GOAL OF THE EXERCISE: Within the material below, find each line bearing the word "Jebb" and present it.

STORED DATA:
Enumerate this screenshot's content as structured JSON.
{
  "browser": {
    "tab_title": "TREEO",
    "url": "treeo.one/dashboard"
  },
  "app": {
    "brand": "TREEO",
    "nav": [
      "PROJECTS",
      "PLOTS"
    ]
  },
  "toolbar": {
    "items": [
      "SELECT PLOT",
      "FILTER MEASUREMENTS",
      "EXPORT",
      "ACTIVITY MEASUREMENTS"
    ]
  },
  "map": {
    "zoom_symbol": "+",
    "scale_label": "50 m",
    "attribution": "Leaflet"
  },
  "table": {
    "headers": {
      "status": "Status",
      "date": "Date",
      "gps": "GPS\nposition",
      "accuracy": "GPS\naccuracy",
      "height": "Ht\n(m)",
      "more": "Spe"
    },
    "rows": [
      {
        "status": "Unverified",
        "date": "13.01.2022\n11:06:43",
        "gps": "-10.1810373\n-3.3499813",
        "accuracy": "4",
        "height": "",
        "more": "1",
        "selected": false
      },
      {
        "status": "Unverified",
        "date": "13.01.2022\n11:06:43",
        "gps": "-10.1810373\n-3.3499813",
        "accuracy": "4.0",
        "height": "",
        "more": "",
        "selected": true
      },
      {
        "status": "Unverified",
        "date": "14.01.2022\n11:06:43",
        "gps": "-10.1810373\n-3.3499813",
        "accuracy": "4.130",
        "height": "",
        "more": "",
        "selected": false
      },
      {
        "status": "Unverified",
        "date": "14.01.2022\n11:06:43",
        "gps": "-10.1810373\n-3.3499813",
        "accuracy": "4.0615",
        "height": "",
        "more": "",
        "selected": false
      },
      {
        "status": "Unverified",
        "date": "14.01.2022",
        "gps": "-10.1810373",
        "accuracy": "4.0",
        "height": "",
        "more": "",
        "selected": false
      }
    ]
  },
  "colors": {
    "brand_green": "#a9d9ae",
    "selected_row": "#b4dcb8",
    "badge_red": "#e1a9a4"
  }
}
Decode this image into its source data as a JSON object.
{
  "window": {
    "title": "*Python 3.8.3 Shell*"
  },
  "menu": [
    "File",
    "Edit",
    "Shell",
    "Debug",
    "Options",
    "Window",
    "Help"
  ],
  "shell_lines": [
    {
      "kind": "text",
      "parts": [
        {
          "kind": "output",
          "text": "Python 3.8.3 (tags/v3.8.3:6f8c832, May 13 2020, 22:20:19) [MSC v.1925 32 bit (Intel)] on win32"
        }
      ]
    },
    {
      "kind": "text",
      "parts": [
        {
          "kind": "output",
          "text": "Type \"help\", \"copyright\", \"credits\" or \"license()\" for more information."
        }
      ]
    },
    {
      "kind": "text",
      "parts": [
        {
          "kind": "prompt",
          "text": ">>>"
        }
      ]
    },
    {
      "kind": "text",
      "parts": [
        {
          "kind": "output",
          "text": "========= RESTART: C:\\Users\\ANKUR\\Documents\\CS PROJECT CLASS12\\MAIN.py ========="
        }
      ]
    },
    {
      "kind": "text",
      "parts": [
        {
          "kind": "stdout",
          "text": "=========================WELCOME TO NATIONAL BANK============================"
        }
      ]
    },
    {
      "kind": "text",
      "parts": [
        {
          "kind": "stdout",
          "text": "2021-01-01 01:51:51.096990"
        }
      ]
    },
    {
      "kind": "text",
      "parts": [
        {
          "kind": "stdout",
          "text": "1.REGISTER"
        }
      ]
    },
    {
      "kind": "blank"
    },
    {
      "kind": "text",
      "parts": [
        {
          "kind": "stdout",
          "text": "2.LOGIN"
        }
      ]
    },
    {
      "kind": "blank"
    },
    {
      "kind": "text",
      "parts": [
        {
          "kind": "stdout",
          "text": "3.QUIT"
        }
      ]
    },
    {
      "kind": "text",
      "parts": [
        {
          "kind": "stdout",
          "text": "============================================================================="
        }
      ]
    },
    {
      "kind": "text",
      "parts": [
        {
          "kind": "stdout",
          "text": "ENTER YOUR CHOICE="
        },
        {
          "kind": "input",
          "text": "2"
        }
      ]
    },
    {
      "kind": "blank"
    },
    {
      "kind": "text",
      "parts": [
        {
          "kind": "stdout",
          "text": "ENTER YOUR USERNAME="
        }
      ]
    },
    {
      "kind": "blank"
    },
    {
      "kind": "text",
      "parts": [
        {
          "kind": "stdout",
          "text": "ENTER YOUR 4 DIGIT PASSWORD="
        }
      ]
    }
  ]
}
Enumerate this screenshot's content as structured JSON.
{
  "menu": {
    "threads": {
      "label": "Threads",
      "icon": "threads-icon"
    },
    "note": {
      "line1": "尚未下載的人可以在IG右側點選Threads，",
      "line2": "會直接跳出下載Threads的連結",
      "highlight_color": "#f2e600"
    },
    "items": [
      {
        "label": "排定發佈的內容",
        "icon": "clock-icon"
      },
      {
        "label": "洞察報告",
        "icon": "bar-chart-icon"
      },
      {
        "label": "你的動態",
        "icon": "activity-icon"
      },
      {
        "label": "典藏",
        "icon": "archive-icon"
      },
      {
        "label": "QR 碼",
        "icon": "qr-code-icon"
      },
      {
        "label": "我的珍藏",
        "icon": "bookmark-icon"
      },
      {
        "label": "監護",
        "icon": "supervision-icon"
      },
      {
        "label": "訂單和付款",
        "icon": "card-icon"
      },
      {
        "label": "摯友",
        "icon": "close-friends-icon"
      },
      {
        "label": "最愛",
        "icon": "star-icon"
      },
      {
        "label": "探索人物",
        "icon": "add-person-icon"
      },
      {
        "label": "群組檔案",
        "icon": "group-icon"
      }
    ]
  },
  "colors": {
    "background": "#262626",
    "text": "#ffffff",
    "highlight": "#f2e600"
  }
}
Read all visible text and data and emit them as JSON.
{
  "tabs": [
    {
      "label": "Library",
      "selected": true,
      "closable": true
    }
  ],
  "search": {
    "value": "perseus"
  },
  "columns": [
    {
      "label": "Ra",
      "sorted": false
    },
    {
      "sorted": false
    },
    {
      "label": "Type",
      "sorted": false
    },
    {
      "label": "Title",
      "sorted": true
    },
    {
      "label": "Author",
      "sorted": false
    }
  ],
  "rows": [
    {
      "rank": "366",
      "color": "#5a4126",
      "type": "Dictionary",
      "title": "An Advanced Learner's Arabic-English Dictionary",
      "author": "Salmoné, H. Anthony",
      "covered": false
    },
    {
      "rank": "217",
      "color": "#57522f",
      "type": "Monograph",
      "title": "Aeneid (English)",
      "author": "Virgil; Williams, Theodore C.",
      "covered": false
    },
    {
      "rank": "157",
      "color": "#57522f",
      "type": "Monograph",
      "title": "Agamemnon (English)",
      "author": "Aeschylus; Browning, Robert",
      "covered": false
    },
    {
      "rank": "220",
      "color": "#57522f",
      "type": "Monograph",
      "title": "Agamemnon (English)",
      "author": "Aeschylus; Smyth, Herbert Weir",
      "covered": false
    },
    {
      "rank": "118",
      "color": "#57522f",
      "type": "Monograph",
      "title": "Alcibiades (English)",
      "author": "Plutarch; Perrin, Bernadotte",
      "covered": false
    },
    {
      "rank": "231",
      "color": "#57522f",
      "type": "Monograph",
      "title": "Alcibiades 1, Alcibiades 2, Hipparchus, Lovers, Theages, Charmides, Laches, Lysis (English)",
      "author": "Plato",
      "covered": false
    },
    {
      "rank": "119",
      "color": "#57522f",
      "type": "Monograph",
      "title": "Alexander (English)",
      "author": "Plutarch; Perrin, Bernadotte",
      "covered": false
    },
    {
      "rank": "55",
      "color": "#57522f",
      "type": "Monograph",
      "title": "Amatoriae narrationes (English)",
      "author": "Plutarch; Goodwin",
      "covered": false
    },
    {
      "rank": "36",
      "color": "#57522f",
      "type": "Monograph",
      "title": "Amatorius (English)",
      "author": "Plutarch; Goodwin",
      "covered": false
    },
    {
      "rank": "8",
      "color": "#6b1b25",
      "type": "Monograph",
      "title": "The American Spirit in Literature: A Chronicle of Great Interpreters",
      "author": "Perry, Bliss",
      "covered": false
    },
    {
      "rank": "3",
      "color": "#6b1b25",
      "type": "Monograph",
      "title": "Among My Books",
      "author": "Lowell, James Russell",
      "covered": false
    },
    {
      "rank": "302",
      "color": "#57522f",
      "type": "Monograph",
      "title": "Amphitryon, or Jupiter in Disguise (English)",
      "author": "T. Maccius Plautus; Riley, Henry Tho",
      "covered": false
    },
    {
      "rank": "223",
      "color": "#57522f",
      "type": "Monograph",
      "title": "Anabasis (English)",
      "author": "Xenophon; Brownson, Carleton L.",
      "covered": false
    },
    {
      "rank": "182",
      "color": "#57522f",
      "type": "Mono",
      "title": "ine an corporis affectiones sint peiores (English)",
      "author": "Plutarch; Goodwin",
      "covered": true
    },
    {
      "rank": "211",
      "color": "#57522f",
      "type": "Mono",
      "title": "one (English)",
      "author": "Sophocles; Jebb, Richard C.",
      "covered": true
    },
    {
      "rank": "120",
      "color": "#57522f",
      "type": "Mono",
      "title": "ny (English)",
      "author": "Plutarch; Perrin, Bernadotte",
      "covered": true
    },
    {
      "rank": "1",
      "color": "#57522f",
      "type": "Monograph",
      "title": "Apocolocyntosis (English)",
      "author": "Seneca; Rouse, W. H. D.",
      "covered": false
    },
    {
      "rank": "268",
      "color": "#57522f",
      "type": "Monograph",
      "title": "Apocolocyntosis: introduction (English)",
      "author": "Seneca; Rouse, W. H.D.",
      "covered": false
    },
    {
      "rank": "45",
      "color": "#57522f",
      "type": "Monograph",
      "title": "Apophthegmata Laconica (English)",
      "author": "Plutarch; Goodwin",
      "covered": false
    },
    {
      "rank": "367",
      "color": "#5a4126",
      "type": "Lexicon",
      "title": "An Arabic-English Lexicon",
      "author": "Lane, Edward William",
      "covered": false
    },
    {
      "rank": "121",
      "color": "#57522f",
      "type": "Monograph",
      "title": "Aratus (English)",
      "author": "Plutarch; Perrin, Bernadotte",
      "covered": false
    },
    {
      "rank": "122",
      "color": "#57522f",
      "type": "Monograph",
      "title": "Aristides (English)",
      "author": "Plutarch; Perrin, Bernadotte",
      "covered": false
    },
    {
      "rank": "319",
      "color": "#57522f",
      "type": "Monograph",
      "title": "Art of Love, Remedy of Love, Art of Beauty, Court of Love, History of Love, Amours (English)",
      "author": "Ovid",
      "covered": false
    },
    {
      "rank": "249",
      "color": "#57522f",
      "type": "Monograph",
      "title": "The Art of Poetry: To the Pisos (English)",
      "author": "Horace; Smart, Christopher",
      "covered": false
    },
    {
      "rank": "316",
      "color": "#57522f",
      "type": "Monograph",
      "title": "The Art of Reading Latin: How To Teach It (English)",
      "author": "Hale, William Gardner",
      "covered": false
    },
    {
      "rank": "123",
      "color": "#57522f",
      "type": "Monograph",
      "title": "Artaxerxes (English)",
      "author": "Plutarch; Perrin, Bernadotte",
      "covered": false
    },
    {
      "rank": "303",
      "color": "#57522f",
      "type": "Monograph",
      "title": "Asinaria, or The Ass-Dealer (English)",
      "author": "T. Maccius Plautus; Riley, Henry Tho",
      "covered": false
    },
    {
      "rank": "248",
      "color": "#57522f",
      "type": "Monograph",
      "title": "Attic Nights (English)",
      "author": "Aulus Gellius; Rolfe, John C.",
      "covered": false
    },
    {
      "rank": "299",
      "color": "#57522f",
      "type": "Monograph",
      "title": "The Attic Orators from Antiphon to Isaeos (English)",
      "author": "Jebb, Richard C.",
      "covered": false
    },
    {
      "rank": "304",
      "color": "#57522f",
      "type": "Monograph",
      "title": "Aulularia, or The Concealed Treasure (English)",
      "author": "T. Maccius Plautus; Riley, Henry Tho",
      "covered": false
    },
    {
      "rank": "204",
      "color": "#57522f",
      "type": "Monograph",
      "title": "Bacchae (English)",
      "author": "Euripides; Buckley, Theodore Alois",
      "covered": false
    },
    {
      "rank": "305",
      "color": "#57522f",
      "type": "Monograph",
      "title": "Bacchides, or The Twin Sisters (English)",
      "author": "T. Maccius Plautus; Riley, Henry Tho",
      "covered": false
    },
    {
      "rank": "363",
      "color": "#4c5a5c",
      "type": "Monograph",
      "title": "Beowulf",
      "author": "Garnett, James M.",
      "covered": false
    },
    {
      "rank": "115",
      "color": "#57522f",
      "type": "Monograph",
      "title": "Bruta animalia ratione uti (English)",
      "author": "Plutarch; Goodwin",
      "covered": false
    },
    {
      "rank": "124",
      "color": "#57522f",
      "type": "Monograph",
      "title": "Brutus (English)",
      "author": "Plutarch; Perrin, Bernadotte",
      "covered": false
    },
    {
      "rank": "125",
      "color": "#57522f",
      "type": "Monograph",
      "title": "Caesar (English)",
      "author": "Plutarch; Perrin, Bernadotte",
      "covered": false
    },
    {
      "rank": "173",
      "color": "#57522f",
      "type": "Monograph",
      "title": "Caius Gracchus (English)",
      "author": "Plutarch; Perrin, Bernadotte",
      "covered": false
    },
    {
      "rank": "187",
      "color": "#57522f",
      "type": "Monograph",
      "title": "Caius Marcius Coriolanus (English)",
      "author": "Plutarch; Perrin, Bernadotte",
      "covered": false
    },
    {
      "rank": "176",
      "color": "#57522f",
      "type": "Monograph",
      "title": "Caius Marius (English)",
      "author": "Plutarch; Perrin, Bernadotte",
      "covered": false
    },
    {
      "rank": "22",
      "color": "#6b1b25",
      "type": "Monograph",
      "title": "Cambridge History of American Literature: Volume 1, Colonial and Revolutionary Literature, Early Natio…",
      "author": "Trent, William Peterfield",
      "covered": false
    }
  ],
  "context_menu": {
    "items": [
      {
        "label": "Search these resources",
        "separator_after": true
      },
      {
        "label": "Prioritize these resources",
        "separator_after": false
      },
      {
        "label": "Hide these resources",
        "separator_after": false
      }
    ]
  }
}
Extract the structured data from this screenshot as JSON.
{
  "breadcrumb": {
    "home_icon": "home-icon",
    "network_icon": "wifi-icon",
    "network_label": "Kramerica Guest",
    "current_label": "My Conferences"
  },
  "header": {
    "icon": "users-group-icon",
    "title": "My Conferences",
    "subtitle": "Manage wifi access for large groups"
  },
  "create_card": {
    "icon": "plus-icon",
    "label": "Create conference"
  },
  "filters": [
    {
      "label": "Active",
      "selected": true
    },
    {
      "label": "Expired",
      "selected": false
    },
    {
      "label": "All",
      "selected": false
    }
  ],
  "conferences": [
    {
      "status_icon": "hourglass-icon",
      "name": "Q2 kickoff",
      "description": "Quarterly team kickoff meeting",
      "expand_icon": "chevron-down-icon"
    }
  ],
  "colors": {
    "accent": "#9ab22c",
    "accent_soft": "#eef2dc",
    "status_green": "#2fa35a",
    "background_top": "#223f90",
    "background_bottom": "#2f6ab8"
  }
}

FINAL RESULT:
      "author": "Sophocles; Jebb, Richard C.",
      "author": "Jebb, Richard C.",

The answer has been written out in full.